Report how many lines below contain the word "Optimization", giving the number and no other words.

(Image records of document pages)
===

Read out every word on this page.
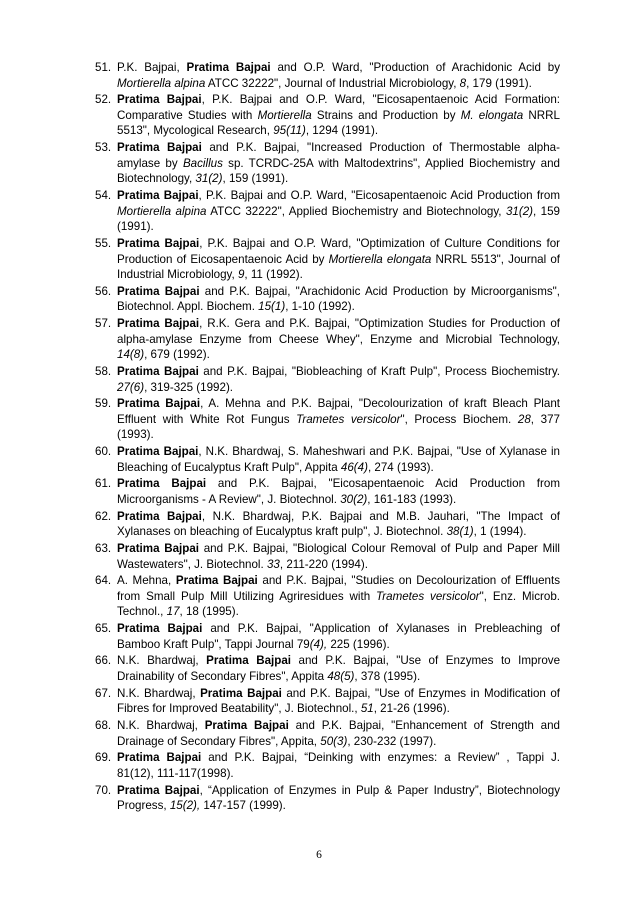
51. P.K. Bajpai, Pratima Bajpai and O.P. Ward, "Production of Arachidonic Acid by
Mortierella alpina ATCC 32222", Journal of Industrial Microbiology, 8, 179 (1991).
52. Pratima Bajpai, P.K. Bajpai and O.P. Ward, "Eicosapentaenoic Acid Formation:
Comparative Studies with Mortierella Strains and Production by M. elongata NRRL
5513", Mycological Research, 95(11), 1294 (1991).
53. Pratima Bajpai and P.K. Bajpai, "Increased Production of Thermostable alpha-
amylase by Bacillus sp. TCRDC-25A with Maltodextrins", Applied Biochemistry and
Biotechnology, 31(2), 159 (1991).
54. Pratima Bajpai, P.K. Bajpai and O.P. Ward, "Eicosapentaenoic Acid Production from
Mortierella alpina ATCC 32222", Applied Biochemistry and Biotechnology, 31(2), 159
(1991).
55. Pratima Bajpai, P.K. Bajpai and O.P. Ward, "Optimization of Culture Conditions for
Production of Eicosapentaenoic Acid by Mortierella elongata NRRL 5513", Journal of
Industrial Microbiology, 9, 11 (1992).
56. Pratima Bajpai and P.K. Bajpai, "Arachidonic Acid Production by Microorganisms",
Biotechnol. Appl. Biochem. 15(1), 1-10 (1992).
57. Pratima Bajpai, R.K. Gera and P.K. Bajpai, "Optimization Studies for Production of
alpha-amylase Enzyme from Cheese Whey", Enzyme and Microbial Technology,
14(8), 679 (1992).
58. Pratima Bajpai and P.K. Bajpai, "Biobleaching of Kraft Pulp", Process Biochemistry.
27(6), 319-325 (1992).
59. Pratima Bajpai, A. Mehna and P.K. Bajpai, "Decolourization of kraft Bleach Plant
Effluent with White Rot Fungus Trametes versicolor", Process Biochem. 28, 377
(1993).
60. Pratima Bajpai, N.K. Bhardwaj, S. Maheshwari and P.K. Bajpai, "Use of Xylanase in
Bleaching of Eucalyptus Kraft Pulp", Appita 46(4), 274 (1993).
61. Pratima Bajpai and P.K. Bajpai, "Eicosapentaenoic Acid Production from
Microorganisms - A Review", J. Biotechnol. 30(2), 161-183 (1993).
62. Pratima Bajpai, N.K. Bhardwaj, P.K. Bajpai and M.B. Jauhari, "The Impact of
Xylanases on bleaching of Eucalyptus kraft pulp", J. Biotechnol. 38(1), 1 (1994).
63. Pratima Bajpai and P.K. Bajpai, "Biological Colour Removal of Pulp and Paper Mill
Wastewaters", J. Biotechnol. 33, 211-220 (1994).
64. A. Mehna, Pratima Bajpai and P.K. Bajpai, "Studies on Decolourization of Effluents
from Small Pulp Mill Utilizing Agriresidues with Trametes versicolor", Enz. Microb.
Technol., 17, 18 (1995).
65. Pratima Bajpai and P.K. Bajpai, "Application of Xylanases in Prebleaching of
Bamboo Kraft Pulp", Tappi Journal 79(4), 225 (1996).
66. N.K. Bhardwaj, Pratima Bajpai and P.K. Bajpai, "Use of Enzymes to Improve
Drainability of Secondary Fibres", Appita 48(5), 378 (1995).
67. N.K. Bhardwaj, Pratima Bajpai and P.K. Bajpai, "Use of Enzymes in Modification of
Fibres for Improved Beatability", J. Biotechnol., 51, 21-26 (1996).
68. N.K. Bhardwaj, Pratima Bajpai and P.K. Bajpai, "Enhancement of Strength and
Drainage of Secondary Fibres", Appita, 50(3), 230-232 (1997).
69. Pratima Bajpai and P.K. Bajpai, “Deinking with enzymes: a Review” , Tappi J.
81(12), 111-117(1998).
70. Pratima Bajpai, “Application of Enzymes in Pulp & Paper Industry”, Biotechnology
Progress, 15(2), 147-157 (1999).
6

===

ANSWER SECTION - 2